(Given request): Nothing may be dropped or altered: reproduce all the data.

(Record extracts):
........

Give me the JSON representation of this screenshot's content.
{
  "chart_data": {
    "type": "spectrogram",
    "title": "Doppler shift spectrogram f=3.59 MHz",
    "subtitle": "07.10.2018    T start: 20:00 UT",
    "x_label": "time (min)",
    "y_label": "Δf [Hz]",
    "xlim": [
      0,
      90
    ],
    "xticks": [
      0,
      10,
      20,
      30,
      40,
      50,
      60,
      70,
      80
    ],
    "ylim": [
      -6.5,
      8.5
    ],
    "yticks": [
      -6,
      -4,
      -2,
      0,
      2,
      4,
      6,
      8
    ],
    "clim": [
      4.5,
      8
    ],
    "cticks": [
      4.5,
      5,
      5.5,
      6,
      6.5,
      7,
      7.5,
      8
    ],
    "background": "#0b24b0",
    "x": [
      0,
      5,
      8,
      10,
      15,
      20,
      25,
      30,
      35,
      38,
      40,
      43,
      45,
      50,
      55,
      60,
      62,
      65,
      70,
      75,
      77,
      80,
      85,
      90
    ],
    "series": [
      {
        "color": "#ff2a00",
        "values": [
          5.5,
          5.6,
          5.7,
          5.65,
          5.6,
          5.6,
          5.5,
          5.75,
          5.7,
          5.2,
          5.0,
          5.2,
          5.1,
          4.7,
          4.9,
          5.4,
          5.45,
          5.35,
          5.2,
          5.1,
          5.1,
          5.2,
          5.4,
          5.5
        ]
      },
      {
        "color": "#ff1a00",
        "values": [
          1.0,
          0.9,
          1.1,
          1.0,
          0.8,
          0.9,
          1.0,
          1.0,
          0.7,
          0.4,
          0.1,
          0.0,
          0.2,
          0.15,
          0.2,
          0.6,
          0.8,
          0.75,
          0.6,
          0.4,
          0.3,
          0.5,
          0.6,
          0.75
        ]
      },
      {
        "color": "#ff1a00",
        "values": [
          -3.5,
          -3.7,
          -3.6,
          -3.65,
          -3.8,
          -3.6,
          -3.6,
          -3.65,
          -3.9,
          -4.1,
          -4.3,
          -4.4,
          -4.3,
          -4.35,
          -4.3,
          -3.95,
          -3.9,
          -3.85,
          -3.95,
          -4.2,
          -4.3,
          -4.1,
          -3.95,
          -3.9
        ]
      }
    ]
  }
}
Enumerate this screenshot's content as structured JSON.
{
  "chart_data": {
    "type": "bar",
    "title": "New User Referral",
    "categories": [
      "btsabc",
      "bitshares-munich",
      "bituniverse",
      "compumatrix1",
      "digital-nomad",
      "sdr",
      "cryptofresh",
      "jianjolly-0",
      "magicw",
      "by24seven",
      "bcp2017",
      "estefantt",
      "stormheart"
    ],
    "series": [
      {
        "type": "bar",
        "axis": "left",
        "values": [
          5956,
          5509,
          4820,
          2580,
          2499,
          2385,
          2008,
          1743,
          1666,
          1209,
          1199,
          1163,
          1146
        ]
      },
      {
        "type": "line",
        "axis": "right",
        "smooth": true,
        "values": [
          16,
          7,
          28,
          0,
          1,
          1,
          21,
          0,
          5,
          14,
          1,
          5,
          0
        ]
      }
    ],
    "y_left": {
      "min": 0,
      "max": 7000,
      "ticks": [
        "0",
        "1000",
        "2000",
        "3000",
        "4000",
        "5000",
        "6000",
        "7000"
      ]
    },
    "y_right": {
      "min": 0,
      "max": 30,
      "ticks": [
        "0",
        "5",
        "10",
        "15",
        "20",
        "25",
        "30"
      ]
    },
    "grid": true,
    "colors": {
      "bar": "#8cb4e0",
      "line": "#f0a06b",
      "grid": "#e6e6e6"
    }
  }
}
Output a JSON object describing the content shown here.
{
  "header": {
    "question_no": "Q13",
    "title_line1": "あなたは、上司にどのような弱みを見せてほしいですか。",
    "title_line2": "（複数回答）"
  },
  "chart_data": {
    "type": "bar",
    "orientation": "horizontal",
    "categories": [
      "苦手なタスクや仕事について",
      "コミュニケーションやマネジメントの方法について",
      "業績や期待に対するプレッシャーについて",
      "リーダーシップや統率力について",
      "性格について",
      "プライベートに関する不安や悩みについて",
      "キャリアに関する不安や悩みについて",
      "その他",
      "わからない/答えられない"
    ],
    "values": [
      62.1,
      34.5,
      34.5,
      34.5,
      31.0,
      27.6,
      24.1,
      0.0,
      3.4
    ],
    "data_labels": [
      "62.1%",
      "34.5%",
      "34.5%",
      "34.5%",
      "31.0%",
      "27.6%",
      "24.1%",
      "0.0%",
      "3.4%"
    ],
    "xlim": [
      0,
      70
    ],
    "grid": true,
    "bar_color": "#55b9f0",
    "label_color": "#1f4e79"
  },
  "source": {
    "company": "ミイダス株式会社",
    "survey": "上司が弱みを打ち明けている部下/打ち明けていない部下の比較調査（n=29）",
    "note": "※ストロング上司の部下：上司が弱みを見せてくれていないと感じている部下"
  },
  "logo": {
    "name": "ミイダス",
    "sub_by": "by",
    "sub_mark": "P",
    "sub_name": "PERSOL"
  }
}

........

(Result of the exercise):
Give me the JSON representation of this screenshot's content.
{
  "chart_data": {
    "type": "spectrogram",
    "title": "Doppler shift spectrogram f=3.59 MHz",
    "subtitle": "07.10.2018    T start: 20:00 UT",
    "x_label": "time (min)",
    "y_label": "Δf [Hz]",
    "xlim": [
      0,
      90
    ],
    "xticks": [
      0,
      10,
      20,
      30,
      40,
      50,
      60,
      70,
      80
    ],
    "ylim": [
      -6.5,
      8.5
    ],
    "yticks": [
      -6,
      -4,
      -2,
      0,
      2,
      4,
      6,
      8
    ],
    "clim": [
      4.5,
      8
    ],
    "cticks": [
      4.5,
      5,
      5.5,
      6,
      6.5,
      7,
      7.5,
      8
    ],
    "background": "#0b24b0",
    "x": [
      0,
      5,
      8,
      10,
      15,
      20,
      25,
      30,
      35,
      38,
      40,
      43,
      45,
      50,
      55,
      60,
      62,
      65,
      70,
      75,
      77,
      80,
      85,
      90
    ],
    "series": [
      {
        "color": "#ff2a00",
        "values": [
          5.5,
          5.6,
          5.7,
          5.65,
          5.6,
          5.6,
          5.5,
          5.75,
          5.7,
          5.2,
          5.0,
          5.2,
          5.1,
          4.7,
          4.9,
          5.4,
          5.45,
          5.35,
          5.2,
          5.1,
          5.1,
          5.2,
          5.4,
          5.5
        ]
      },
      {
        "color": "#ff1a00",
        "values": [
          1.0,
          0.9,
          1.1,
          1.0,
          0.8,
          0.9,
          1.0,
          1.0,
          0.7,
          0.4,
          0.1,
          0.0,
          0.2,
          0.15,
          0.2,
          0.6,
          0.8,
          0.75,
          0.6,
          0.4,
          0.3,
          0.5,
          0.6,
          0.75
        ]
      },
      {
        "color": "#ff1a00",
        "values": [
          -3.5,
          -3.7,
          -3.6,
          -3.65,
          -3.8,
          -3.6,
          -3.6,
          -3.65,
          -3.9,
          -4.1,
          -4.3,
          -4.4,
          -4.3,
          -4.35,
          -4.3,
          -3.95,
          -3.9,
          -3.85,
          -3.95,
          -4.2,
          -4.3,
          -4.1,
          -3.95,
          -3.9
        ]
      }
    ]
  }
}
Enumerate this screenshot's content as structured JSON.
{
  "chart_data": {
    "type": "bar",
    "title": "New User Referral",
    "categories": [
      "btsabc",
      "bitshares-munich",
      "bituniverse",
      "compumatrix1",
      "digital-nomad",
      "sdr",
      "cryptofresh",
      "jianjolly-0",
      "magicw",
      "by24seven",
      "bcp2017",
      "estefantt",
      "stormheart"
    ],
    "series": [
      {
        "type": "bar",
        "axis": "left",
        "values": [
          5956,
          5509,
          4820,
          2580,
          2499,
          2385,
          2008,
          1743,
          1666,
          1209,
          1199,
          1163,
          1146
        ]
      },
      {
        "type": "line",
        "axis": "right",
        "smooth": true,
        "values": [
          16,
          7,
          28,
          0,
          1,
          1,
          21,
          0,
          5,
          14,
          1,
          5,
          0
        ]
      }
    ],
    "y_left": {
      "min": 0,
      "max": 7000,
      "ticks": [
        "0",
        "1000",
        "2000",
        "3000",
        "4000",
        "5000",
        "6000",
        "7000"
      ]
    },
    "y_right": {
      "min": 0,
      "max": 30,
      "ticks": [
        "0",
        "5",
        "10",
        "15",
        "20",
        "25",
        "30"
      ]
    },
    "grid": true,
    "colors": {
      "bar": "#8cb4e0",
      "line": "#f0a06b",
      "grid": "#e6e6e6"
    }
  }
}
Output a JSON object describing the content shown here.
{
  "header": {
    "question_no": "Q13",
    "title_line1": "あなたは、上司にどのような弱みを見せてほしいですか。",
    "title_line2": "（複数回答）"
  },
  "chart_data": {
    "type": "bar",
    "orientation": "horizontal",
    "categories": [
      "苦手なタスクや仕事について",
      "コミュニケーションやマネジメントの方法について",
      "業績や期待に対するプレッシャーについて",
      "リーダーシップや統率力について",
      "性格について",
      "プライベートに関する不安や悩みについて",
      "キャリアに関する不安や悩みについて",
      "その他",
      "わからない/答えられない"
    ],
    "values": [
      62.1,
      34.5,
      34.5,
      34.5,
      31.0,
      27.6,
      24.1,
      0.0,
      3.4
    ],
    "data_labels": [
      "62.1%",
      "34.5%",
      "34.5%",
      "34.5%",
      "31.0%",
      "27.6%",
      "24.1%",
      "0.0%",
      "3.4%"
    ],
    "xlim": [
      0,
      70
    ],
    "grid": true,
    "bar_color": "#55b9f0",
    "label_color": "#1f4e79"
  },
  "source": {
    "company": "ミイダス株式会社",
    "survey": "上司が弱みを打ち明けている部下/打ち明けていない部下の比較調査（n=29）",
    "note": "※ストロング上司の部下：上司が弱みを見せてくれていないと感じている部下"
  },
  "logo": {
    "name": "ミイダス",
    "sub_by": "by",
    "sub_mark": "P",
    "sub_name": "PERSOL"
  }
}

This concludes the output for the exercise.